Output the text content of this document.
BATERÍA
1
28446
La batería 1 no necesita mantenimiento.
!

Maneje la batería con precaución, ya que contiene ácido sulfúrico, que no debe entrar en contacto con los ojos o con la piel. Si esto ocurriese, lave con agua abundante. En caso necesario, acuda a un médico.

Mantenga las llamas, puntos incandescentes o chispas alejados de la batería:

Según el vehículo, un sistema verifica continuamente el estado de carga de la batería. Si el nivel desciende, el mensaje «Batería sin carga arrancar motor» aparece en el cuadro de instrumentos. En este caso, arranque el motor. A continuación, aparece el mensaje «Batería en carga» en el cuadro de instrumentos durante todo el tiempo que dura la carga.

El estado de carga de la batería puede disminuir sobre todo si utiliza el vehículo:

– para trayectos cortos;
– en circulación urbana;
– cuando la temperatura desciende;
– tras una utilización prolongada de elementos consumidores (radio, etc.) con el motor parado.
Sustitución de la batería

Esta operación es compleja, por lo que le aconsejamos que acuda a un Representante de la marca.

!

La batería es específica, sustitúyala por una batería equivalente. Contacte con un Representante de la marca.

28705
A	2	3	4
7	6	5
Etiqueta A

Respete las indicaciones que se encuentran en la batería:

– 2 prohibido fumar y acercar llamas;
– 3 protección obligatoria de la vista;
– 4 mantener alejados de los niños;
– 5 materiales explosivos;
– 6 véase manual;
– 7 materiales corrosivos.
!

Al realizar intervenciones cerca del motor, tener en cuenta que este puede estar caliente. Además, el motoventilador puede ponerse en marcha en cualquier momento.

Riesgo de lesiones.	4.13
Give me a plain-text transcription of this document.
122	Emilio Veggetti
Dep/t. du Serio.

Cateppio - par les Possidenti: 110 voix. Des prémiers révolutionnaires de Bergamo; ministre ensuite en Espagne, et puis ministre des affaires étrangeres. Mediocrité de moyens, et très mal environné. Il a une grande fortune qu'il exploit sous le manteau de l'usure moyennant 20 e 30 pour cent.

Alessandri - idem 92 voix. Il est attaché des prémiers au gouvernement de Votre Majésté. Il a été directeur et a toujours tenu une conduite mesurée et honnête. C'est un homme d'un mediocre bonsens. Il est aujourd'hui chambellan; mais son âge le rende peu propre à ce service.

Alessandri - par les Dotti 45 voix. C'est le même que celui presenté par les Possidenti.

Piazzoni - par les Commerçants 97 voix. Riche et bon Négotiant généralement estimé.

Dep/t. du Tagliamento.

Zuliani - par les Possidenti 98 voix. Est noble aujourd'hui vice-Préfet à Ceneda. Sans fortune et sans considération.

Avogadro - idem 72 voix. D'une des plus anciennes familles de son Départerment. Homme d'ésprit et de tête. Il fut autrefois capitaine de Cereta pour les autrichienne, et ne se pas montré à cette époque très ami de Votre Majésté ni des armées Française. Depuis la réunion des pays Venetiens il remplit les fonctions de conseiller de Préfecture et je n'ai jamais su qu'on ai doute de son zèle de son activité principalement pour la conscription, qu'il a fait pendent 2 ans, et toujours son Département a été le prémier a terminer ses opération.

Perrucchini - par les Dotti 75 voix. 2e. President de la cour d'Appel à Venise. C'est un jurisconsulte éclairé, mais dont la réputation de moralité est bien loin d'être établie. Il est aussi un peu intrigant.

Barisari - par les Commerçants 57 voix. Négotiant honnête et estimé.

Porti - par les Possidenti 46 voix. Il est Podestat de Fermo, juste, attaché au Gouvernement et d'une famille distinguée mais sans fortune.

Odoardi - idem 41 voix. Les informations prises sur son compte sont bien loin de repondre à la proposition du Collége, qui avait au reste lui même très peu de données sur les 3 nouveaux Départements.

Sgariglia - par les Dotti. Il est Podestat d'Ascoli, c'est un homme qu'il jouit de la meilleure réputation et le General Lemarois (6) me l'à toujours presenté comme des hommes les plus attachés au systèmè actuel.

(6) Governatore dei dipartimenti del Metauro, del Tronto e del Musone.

- - -

### [Instructions for the task]
Pick out every line above that contains the word "Possidenti" and copy it.

### [Completed exercise]
Cateppio - par les Possidenti: 110 voix. Des prémiers révolutionnaires de Bergamo; ministre ensuite en Espagne, et puis ministre des affaires étrangeres. Mediocrité de moyens, et très mal environné. Il a une grande fortune qu'il exploit sous le manteau de l'usure moyennant 20 e 30 pour cent.
Alessandri - par les Dotti 45 voix. C'est le même que celui presenté par les Possidenti.
Zuliani - par les Possidenti 98 voix. Est noble aujourd'hui vice-Préfet à Ceneda. Sans fortune et sans considération.
Porti - par les Possidenti 46 voix. Il est Podestat de Fermo, juste, attaché au Gouvernement et d'une famille distinguée mais sans fortune.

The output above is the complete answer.